Layout annotation data
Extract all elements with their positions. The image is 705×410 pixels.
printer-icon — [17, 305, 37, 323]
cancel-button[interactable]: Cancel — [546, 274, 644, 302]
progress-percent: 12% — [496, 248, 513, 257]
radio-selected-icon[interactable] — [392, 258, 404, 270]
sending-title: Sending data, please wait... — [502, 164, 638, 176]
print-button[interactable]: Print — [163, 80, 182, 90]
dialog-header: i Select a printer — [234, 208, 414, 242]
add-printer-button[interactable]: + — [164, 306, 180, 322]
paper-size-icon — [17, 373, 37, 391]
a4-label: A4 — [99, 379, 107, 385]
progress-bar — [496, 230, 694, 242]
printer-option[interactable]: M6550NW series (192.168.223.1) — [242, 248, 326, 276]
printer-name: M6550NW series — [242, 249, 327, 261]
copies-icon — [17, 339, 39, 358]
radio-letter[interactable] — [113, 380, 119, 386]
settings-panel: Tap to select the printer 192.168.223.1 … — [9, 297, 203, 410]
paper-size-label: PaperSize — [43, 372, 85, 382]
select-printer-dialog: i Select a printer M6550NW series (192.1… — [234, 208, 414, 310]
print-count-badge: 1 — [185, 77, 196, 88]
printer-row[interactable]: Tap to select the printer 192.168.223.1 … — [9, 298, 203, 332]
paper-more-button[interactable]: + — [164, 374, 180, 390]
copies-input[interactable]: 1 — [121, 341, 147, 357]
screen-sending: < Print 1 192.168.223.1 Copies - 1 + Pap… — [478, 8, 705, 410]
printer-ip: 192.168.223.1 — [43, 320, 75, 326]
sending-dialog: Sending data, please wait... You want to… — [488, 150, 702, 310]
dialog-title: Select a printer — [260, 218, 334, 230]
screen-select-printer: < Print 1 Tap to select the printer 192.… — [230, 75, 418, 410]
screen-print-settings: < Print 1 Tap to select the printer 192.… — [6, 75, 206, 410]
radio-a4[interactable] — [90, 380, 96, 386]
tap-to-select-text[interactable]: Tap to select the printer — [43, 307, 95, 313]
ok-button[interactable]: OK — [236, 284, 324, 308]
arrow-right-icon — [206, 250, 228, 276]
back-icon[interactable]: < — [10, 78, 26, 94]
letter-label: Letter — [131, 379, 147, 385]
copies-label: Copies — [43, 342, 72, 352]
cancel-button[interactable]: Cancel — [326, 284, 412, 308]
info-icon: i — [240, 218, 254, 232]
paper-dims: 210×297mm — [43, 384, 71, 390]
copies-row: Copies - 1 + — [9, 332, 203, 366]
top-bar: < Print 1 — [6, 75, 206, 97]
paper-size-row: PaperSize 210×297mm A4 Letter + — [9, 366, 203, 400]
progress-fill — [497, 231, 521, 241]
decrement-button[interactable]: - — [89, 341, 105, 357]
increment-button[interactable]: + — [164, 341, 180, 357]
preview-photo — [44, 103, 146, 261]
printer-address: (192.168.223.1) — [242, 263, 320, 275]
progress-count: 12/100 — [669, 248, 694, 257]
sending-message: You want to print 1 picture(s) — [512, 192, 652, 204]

◆ What you should do:
Substitute "Paper size" for "PaperSize" everywhere in the lines above, and repeat all the lines with nothing else changed.

◆ Task output:
Extract all elements with their positions. The image is 705×410 pixels.
printer-icon — [17, 305, 37, 323]
cancel-button[interactable]: Cancel — [546, 274, 644, 302]
progress-percent: 12% — [496, 248, 513, 257]
radio-selected-icon[interactable] — [392, 258, 404, 270]
sending-title: Sending data, please wait... — [502, 164, 638, 176]
print-button[interactable]: Print — [163, 80, 182, 90]
dialog-header: i Select a printer — [234, 208, 414, 242]
add-printer-button[interactable]: + — [164, 306, 180, 322]
paper-size-icon — [17, 373, 37, 391]
a4-label: A4 — [99, 379, 107, 385]
progress-bar — [496, 230, 694, 242]
printer-option[interactable]: M6550NW series (192.168.223.1) — [242, 248, 326, 276]
printer-name: M6550NW series — [242, 249, 327, 261]
copies-icon — [17, 339, 39, 358]
radio-letter[interactable] — [113, 380, 119, 386]
settings-panel: Tap to select the printer 192.168.223.1 … — [9, 297, 203, 410]
paper-size-label: Paper size — [43, 372, 85, 382]
select-printer-dialog: i Select a printer M6550NW series (192.1… — [234, 208, 414, 310]
print-count-badge: 1 — [185, 77, 196, 88]
printer-row[interactable]: Tap to select the printer 192.168.223.1 … — [9, 298, 203, 332]
paper-more-button[interactable]: + — [164, 374, 180, 390]
copies-input[interactable]: 1 — [121, 341, 147, 357]
screen-sending: < Print 1 192.168.223.1 Copies - 1 + Pap… — [478, 8, 705, 410]
printer-ip: 192.168.223.1 — [43, 320, 75, 326]
sending-dialog: Sending data, please wait... You want to… — [488, 150, 702, 310]
dialog-title: Select a printer — [260, 218, 334, 230]
screen-select-printer: < Print 1 Tap to select the printer 192.… — [230, 75, 418, 410]
screen-print-settings: < Print 1 Tap to select the printer 192.… — [6, 75, 206, 410]
radio-a4[interactable] — [90, 380, 96, 386]
tap-to-select-text[interactable]: Tap to select the printer — [43, 307, 95, 313]
ok-button[interactable]: OK — [236, 284, 324, 308]
arrow-right-icon — [206, 250, 228, 276]
back-icon[interactable]: < — [10, 78, 26, 94]
letter-label: Letter — [131, 379, 147, 385]
copies-label: Copies — [43, 342, 72, 352]
cancel-button[interactable]: Cancel — [326, 284, 412, 308]
info-icon: i — [240, 218, 254, 232]
paper-dims: 210×297mm — [43, 384, 71, 390]
copies-row: Copies - 1 + — [9, 332, 203, 366]
top-bar: < Print 1 — [6, 75, 206, 97]
paper-size-row: Paper size 210×297mm A4 Letter + — [9, 366, 203, 400]
progress-fill — [497, 231, 521, 241]
decrement-button[interactable]: - — [89, 341, 105, 357]
increment-button[interactable]: + — [164, 341, 180, 357]
preview-photo — [44, 103, 146, 261]
printer-address: (192.168.223.1) — [242, 263, 320, 275]
progress-count: 12/100 — [669, 248, 694, 257]
sending-message: You want to print 1 picture(s) — [512, 192, 652, 204]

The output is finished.